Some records
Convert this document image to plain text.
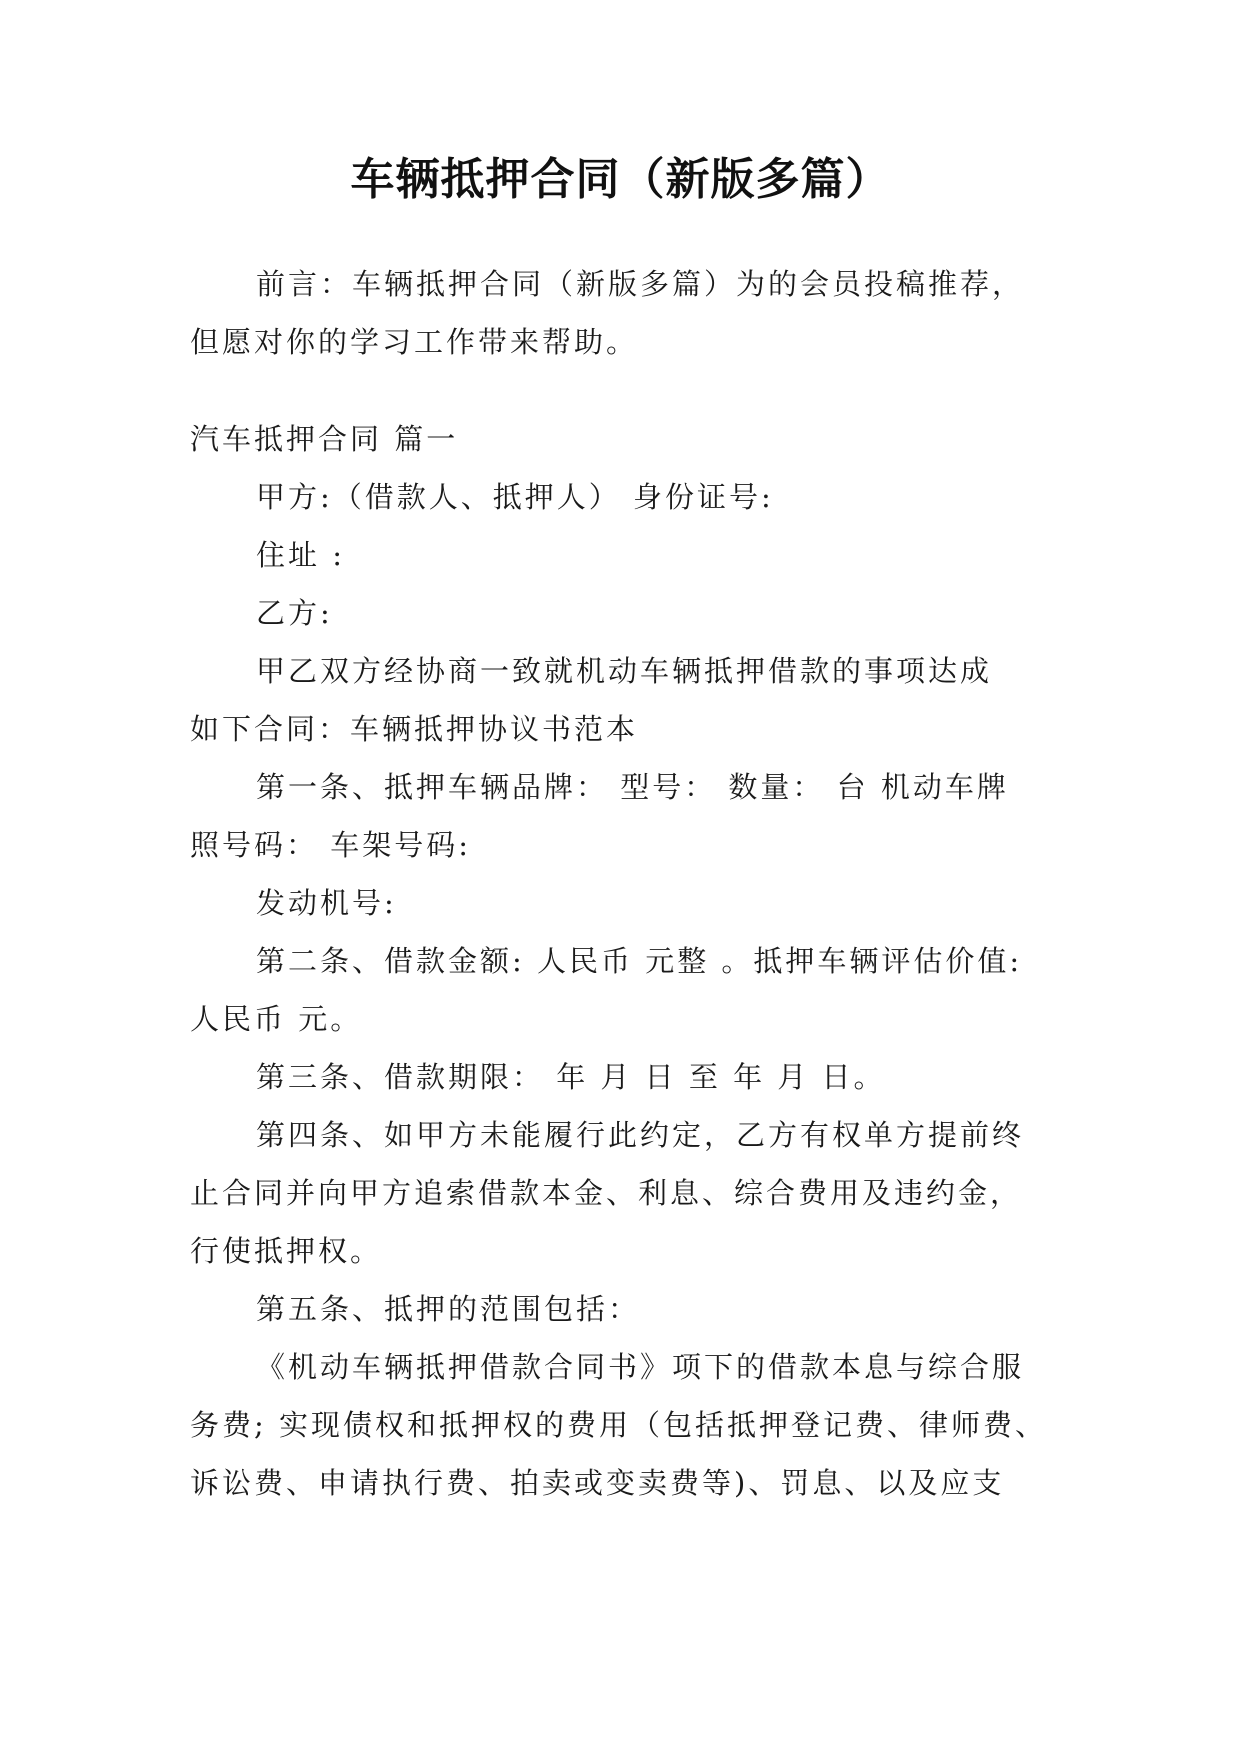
车辆抵押合同（新版多篇）

前言：车辆抵押合同（新版多篇）为的会员投稿推荐，

但愿对你的学习工作带来帮助。

汽车抵押合同 篇一

甲方:（借款人、抵押人） 身份证号:

住址 :

乙方:

甲乙双方经协商一致就机动车辆抵押借款的事项达成

如下合同：车辆抵押协议书范本

第一条、抵押车辆品牌： 型号： 数量： 台 机动车牌

照号码： 车架号码:

发动机号:

第二条、借款金额: 人民币 元整 。抵押车辆评估价值:

人民币 元。

第三条、借款期限： 年 月 日 至 年 月 日。

第四条、如甲方未能履行此约定，乙方有权单方提前终

止合同并向甲方追索借款本金、利息、综合费用及违约金，

行使抵押权。

第五条、抵押的范围包括：

《机动车辆抵押借款合同书》项下的借款本息与综合服

务费; 实现债权和抵押权的费用（包括抵押登记费、律师费、

诉讼费、申请执行费、拍卖或变卖费等)、罚息、以及应支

» **Given request**
Above are some records. Report the number of their lines that include "新版多篇", and add nothing else.

» **Task result**
2